* _GIVEN TASK_
Extract every line in the records below that contains the string "Hedyotis". The match is case-sensitive.

* _SUPPLIED DATA_
-=-=-

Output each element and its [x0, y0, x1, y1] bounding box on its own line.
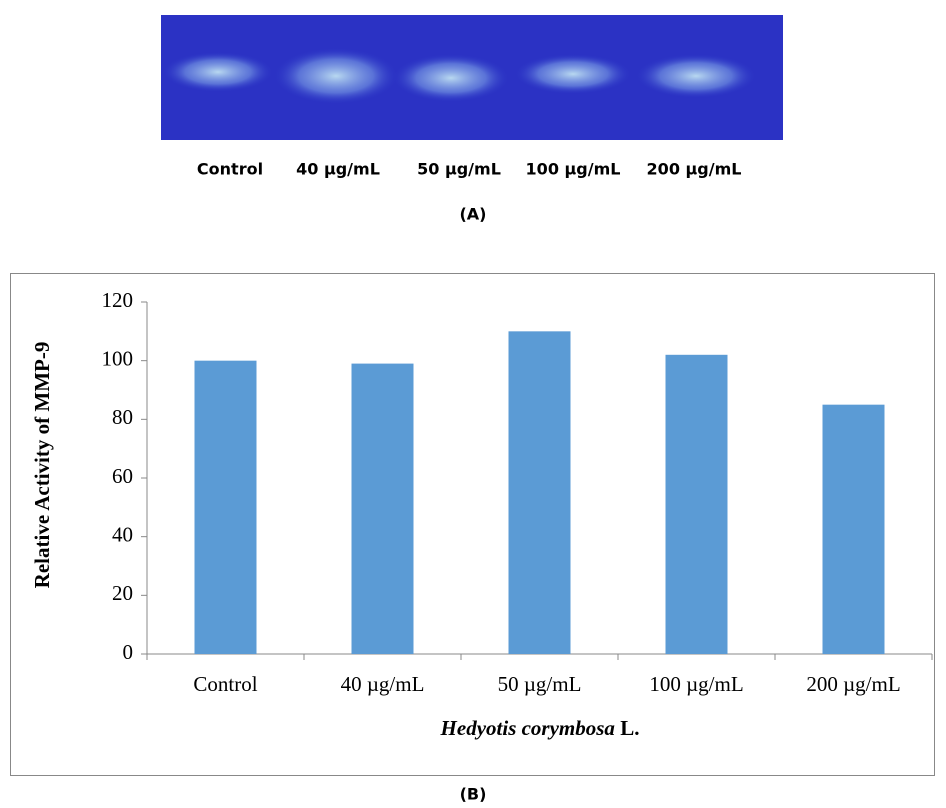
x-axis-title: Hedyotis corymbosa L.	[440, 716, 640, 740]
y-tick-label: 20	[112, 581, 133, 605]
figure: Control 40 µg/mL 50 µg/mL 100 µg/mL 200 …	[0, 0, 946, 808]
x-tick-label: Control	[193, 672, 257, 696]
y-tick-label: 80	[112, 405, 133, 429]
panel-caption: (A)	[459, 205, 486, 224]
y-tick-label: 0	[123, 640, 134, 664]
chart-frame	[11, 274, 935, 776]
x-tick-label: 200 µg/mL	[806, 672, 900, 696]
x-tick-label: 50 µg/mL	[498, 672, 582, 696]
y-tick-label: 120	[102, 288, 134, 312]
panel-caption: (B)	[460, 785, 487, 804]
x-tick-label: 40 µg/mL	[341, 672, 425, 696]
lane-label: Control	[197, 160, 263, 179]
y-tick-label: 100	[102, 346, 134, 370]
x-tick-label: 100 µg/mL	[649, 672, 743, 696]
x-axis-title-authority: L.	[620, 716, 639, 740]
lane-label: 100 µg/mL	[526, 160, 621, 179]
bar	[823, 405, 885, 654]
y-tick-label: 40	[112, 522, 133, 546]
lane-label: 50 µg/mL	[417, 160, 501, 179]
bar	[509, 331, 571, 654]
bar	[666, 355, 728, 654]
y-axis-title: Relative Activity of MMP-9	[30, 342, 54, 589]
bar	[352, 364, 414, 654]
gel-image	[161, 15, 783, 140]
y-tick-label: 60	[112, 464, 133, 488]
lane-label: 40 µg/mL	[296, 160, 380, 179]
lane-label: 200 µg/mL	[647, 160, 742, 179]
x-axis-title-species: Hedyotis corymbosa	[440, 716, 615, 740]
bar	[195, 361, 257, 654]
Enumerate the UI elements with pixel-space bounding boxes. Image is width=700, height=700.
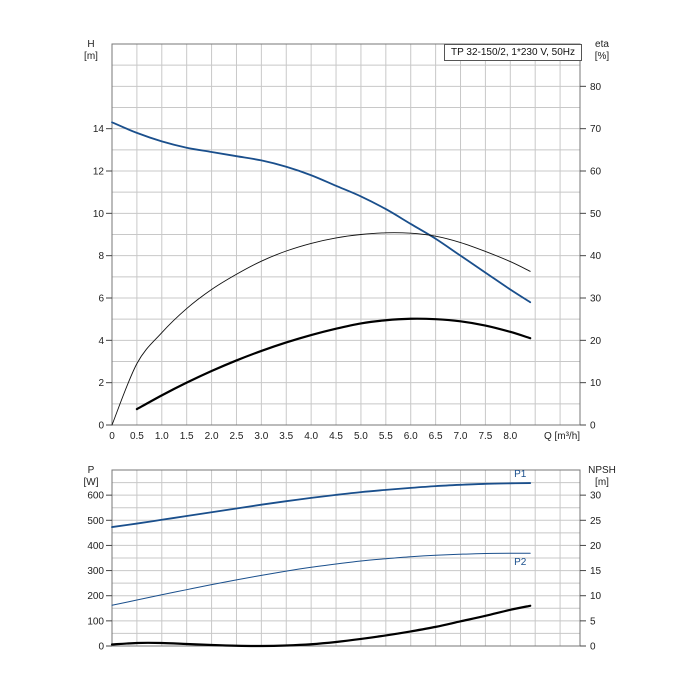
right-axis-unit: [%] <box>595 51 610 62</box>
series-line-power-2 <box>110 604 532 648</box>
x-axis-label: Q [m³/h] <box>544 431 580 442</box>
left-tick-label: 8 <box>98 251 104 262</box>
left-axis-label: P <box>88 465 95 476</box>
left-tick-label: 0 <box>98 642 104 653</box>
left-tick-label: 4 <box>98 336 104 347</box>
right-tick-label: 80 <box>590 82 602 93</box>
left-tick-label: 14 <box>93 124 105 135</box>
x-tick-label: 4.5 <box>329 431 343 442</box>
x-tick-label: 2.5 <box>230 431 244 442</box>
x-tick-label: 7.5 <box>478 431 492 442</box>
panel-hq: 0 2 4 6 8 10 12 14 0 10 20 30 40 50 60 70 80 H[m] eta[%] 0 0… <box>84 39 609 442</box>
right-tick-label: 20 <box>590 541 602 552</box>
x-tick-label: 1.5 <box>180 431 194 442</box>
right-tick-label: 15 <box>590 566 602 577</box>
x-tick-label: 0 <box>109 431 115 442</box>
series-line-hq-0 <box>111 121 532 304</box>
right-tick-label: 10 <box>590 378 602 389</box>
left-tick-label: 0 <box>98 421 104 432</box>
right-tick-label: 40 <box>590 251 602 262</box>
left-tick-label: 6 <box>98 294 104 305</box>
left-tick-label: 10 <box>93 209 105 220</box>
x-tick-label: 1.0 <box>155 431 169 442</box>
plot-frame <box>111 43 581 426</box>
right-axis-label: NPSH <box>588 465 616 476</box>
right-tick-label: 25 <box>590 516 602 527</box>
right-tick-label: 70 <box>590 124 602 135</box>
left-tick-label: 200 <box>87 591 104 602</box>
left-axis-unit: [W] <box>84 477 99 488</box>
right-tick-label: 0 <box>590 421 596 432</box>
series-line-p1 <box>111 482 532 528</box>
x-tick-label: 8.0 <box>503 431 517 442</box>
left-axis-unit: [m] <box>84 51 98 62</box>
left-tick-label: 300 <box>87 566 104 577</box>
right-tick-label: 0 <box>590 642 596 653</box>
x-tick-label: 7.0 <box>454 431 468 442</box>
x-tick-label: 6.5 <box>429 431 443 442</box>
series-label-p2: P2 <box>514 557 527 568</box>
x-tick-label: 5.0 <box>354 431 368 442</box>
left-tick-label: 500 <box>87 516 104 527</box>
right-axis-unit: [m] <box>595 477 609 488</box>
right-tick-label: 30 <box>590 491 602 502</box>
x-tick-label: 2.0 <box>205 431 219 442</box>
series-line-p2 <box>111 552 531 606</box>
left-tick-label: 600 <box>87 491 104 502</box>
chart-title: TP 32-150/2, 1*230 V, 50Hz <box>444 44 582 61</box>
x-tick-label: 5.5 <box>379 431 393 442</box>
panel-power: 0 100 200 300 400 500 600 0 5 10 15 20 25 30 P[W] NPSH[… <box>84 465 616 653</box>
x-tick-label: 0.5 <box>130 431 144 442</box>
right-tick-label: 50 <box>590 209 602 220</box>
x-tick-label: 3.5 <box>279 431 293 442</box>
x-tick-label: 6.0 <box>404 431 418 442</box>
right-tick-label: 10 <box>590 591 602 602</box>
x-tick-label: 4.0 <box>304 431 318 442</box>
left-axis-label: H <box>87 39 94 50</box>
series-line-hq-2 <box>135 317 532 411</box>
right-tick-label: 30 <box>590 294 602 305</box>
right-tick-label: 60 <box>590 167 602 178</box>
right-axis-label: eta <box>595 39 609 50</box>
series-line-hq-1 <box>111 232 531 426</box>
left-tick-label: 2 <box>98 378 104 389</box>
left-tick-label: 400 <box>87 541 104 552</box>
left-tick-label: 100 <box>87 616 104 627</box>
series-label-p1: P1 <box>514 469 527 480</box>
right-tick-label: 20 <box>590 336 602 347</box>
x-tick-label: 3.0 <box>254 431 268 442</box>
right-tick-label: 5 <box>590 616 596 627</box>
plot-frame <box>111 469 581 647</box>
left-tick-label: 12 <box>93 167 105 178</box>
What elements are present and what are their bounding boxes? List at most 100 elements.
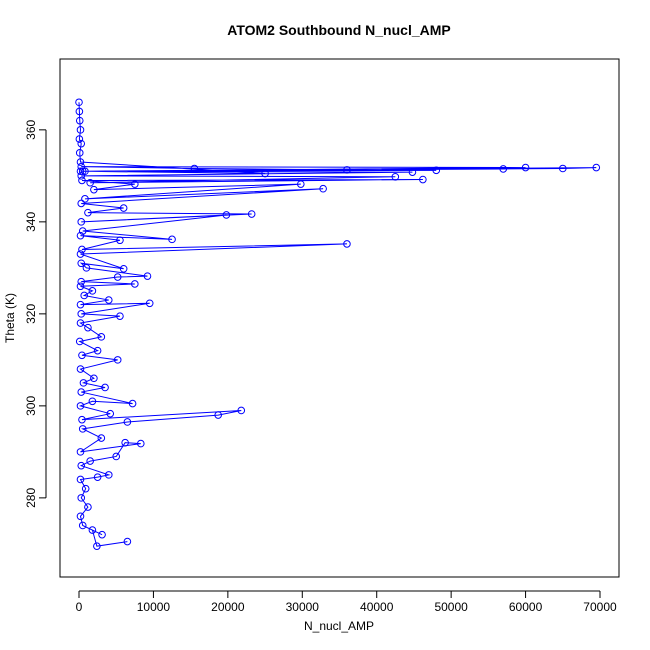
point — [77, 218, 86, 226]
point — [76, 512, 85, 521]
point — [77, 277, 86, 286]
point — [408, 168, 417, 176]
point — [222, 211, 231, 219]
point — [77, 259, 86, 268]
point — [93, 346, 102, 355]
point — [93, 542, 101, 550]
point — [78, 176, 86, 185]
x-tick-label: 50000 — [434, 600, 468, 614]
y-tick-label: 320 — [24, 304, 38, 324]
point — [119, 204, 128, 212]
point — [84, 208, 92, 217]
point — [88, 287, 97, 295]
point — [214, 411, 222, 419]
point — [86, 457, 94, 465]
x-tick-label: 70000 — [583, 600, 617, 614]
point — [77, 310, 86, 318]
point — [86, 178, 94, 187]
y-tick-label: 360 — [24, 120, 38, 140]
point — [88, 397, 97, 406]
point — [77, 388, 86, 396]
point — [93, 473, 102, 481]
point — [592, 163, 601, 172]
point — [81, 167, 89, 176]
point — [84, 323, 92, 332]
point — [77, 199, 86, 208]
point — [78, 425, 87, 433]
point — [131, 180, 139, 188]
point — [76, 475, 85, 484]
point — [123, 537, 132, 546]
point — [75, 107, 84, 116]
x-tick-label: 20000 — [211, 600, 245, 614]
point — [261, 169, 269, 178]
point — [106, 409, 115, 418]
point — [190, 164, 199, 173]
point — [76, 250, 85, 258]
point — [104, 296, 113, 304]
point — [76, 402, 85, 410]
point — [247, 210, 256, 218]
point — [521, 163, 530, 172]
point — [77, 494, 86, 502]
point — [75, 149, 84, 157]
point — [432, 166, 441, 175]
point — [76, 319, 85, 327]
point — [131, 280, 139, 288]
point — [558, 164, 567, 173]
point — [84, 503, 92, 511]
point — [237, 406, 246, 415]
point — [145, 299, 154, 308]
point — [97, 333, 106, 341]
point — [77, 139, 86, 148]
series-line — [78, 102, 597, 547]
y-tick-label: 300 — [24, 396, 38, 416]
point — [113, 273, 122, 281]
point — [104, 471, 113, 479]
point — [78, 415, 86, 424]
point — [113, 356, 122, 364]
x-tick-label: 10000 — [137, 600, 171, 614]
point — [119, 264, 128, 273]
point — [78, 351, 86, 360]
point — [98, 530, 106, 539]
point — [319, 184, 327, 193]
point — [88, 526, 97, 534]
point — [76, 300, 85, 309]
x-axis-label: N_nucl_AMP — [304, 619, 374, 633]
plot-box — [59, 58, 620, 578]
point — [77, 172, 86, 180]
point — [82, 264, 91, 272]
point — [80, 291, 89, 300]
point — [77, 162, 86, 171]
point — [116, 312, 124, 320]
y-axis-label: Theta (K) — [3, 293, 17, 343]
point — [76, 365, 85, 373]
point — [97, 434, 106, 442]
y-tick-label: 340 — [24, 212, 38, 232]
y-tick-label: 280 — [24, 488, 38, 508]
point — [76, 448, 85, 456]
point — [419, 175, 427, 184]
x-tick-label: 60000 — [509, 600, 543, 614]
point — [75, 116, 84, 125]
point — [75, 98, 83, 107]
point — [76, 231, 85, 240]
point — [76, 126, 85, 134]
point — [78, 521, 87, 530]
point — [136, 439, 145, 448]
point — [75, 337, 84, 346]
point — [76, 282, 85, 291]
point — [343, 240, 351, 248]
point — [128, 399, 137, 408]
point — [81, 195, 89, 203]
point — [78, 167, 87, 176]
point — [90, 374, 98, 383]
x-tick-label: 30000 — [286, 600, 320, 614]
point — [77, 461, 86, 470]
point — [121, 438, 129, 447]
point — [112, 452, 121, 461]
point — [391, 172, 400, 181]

-=-=-

* _THE RESULT_
x-axis-title: Hedyotis corymbosa L.	[440, 716, 640, 740]
x-axis-title-species: Hedyotis corymbosa	[440, 716, 615, 740]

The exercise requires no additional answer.